[Extracted records]
-*-
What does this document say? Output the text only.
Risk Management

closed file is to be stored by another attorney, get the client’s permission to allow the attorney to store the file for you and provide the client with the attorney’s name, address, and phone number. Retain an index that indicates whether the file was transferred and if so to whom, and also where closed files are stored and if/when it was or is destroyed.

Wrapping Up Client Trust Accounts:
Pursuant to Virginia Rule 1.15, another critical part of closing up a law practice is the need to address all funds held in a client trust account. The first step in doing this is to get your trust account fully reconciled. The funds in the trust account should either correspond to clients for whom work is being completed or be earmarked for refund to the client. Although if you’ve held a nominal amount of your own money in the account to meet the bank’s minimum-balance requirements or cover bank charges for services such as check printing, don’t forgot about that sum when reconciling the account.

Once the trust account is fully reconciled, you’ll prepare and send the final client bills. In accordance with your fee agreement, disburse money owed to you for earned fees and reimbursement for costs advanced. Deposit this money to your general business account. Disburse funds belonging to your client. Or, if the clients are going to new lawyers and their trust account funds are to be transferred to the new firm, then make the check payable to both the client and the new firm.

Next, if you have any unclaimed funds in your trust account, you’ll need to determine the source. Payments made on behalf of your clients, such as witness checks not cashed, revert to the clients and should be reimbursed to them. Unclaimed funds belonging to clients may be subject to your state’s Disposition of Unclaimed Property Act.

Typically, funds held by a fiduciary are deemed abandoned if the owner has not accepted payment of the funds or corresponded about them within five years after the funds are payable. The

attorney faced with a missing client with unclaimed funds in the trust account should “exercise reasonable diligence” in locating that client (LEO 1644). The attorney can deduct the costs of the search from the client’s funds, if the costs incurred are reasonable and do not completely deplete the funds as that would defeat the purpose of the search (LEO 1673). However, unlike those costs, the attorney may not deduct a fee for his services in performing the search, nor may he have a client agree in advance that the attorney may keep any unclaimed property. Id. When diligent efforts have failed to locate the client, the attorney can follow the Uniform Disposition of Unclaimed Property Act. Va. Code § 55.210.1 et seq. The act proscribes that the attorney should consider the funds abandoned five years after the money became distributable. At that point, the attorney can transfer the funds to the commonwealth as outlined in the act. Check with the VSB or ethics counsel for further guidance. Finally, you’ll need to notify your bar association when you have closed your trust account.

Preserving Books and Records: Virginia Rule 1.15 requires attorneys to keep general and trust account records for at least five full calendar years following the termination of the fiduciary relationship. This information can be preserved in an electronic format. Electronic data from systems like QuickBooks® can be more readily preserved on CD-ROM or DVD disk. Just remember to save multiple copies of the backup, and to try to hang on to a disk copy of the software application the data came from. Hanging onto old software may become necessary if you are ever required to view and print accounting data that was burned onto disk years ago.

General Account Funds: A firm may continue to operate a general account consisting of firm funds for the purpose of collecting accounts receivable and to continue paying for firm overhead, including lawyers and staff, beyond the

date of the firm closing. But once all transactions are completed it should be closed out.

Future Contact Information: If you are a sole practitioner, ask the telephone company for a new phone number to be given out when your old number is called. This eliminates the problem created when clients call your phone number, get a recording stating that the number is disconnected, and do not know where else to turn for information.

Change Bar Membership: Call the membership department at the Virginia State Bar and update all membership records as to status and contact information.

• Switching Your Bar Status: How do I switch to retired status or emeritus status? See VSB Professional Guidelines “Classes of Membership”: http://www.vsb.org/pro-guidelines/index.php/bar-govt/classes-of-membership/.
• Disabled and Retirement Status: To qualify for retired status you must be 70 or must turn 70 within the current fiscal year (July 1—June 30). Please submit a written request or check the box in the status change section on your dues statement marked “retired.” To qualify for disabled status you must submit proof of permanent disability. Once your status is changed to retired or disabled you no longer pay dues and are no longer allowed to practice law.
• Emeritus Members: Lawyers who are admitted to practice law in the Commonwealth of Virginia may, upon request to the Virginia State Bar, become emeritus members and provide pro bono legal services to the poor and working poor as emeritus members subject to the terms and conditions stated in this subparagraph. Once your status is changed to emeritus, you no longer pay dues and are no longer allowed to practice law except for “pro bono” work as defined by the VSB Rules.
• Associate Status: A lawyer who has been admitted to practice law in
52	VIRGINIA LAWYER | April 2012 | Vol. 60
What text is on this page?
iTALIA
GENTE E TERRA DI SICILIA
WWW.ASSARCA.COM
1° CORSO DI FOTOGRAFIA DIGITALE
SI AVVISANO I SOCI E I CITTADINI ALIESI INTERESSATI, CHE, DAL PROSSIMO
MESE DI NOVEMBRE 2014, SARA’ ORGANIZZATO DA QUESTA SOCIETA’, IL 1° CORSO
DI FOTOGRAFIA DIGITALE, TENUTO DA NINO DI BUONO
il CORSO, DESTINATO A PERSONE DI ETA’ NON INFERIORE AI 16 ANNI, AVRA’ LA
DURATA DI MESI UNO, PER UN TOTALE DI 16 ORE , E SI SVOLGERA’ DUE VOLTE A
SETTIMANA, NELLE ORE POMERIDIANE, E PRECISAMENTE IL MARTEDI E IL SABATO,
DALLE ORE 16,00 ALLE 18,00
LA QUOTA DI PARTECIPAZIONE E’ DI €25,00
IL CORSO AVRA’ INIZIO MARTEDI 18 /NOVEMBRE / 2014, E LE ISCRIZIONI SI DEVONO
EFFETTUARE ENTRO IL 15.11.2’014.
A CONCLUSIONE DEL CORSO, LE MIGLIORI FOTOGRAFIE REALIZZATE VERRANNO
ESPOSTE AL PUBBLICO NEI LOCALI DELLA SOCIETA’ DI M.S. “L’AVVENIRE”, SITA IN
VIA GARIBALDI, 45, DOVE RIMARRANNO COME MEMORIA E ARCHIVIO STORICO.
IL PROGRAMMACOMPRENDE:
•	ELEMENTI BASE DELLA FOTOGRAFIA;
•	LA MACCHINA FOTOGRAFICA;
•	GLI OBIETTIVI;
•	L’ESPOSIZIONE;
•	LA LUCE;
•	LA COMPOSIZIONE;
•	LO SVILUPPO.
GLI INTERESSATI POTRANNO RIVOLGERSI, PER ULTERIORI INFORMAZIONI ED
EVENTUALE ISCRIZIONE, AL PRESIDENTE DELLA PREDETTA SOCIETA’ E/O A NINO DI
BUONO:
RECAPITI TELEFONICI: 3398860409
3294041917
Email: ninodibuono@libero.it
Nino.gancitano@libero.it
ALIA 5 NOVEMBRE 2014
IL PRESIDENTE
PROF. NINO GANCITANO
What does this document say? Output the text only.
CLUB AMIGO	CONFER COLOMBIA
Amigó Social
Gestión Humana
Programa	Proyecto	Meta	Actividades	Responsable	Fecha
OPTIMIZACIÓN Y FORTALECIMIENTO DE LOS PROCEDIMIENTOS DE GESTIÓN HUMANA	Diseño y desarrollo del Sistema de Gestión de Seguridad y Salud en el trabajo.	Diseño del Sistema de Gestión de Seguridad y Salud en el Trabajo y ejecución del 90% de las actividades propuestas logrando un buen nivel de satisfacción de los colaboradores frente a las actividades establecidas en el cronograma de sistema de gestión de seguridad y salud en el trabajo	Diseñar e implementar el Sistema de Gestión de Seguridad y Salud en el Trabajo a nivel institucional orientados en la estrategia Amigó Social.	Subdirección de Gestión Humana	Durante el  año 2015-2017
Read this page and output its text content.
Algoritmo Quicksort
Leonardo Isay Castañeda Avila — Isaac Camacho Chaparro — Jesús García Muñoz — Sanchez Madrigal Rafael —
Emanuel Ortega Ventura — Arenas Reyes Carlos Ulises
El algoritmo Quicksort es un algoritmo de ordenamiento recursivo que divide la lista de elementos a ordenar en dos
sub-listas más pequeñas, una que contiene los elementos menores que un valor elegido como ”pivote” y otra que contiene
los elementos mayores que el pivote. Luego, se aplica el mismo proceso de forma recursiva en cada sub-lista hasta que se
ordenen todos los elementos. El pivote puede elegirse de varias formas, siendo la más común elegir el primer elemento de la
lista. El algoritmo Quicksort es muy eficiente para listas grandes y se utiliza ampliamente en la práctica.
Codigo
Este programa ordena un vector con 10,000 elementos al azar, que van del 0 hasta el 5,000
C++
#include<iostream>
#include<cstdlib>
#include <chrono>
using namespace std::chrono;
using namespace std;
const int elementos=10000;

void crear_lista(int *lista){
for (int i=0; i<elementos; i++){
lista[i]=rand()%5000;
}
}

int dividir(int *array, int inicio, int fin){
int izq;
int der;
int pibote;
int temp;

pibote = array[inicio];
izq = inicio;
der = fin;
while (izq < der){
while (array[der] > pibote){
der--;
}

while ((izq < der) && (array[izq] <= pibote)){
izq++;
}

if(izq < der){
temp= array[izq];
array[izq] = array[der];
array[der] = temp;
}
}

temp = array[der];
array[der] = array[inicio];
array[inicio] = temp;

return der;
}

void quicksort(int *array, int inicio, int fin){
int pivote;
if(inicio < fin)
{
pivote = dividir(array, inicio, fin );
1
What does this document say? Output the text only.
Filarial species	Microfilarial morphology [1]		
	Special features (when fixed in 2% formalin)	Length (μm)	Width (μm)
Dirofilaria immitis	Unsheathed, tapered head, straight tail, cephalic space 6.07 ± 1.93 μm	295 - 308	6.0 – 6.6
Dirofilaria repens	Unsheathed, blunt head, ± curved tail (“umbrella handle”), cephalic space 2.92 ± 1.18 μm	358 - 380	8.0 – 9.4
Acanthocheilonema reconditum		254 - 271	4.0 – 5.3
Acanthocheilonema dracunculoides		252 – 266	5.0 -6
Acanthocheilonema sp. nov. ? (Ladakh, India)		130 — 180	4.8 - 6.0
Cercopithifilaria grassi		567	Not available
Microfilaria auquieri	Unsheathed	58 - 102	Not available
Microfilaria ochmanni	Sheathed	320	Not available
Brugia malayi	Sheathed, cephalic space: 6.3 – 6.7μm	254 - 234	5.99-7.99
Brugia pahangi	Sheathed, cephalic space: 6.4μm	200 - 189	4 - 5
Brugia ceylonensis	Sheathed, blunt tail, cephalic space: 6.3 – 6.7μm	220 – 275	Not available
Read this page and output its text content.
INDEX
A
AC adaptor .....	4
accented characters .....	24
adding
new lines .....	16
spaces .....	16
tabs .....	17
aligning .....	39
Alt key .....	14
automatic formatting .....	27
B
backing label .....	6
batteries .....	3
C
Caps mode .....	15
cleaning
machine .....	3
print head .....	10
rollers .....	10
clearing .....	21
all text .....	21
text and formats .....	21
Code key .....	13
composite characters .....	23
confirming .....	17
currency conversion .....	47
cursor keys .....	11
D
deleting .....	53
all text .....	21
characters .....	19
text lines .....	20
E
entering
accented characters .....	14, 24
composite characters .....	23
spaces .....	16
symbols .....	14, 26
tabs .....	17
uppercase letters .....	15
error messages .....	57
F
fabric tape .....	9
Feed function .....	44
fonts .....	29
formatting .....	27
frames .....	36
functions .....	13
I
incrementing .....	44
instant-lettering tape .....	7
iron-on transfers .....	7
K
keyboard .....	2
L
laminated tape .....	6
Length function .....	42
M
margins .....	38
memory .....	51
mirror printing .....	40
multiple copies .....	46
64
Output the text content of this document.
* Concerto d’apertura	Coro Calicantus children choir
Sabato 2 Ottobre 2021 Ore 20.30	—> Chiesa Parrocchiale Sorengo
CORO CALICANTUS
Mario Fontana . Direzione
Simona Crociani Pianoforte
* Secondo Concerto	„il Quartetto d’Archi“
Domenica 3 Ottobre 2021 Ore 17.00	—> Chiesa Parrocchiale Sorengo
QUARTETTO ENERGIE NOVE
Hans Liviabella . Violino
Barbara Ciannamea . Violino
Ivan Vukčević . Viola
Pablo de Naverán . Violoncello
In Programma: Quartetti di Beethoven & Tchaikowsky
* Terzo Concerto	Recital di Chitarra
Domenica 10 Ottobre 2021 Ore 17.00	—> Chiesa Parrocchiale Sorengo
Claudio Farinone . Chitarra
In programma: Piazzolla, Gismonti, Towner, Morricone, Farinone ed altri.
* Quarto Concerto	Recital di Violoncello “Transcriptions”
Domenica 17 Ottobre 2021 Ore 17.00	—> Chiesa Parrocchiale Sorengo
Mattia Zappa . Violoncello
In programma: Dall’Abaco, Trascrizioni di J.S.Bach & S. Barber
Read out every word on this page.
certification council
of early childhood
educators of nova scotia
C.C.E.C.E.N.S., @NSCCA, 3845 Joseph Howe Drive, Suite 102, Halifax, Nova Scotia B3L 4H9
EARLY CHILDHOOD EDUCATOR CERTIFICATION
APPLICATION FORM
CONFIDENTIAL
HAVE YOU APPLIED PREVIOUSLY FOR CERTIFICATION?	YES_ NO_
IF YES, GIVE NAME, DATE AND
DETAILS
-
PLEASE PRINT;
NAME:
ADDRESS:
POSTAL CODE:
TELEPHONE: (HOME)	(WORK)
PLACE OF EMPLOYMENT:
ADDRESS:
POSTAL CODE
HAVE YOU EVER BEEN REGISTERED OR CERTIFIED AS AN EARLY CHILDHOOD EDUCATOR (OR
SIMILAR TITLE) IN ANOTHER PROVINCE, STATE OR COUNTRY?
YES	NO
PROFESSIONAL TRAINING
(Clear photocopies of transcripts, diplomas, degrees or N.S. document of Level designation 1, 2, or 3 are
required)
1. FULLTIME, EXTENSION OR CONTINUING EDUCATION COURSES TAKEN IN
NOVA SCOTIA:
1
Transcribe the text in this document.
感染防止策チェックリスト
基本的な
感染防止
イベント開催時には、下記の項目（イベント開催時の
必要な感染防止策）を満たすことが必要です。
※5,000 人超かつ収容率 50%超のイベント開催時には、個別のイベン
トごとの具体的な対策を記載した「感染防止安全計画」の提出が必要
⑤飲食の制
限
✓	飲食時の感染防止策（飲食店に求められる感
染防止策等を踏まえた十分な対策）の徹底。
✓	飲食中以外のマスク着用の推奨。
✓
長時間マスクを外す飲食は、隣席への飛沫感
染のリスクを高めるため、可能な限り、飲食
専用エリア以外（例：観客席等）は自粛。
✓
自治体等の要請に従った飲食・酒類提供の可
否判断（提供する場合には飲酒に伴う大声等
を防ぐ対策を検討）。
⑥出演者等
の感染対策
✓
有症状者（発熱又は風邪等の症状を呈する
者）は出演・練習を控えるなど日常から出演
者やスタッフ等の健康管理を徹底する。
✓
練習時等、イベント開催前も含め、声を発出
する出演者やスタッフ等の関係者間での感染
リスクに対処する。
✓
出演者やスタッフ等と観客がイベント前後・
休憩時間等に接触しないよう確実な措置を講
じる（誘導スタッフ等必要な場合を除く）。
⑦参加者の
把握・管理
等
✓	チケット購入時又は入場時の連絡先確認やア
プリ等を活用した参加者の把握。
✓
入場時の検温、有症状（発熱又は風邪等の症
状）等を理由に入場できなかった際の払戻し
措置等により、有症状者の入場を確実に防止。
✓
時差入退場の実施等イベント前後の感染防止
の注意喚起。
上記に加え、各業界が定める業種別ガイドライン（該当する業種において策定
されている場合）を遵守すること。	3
-*-
■ WORK TO COMPLETE:
Write the number of lines containing the word "Sorengo" and nothing besides it.

■ WRITTEN SOLUTION:
4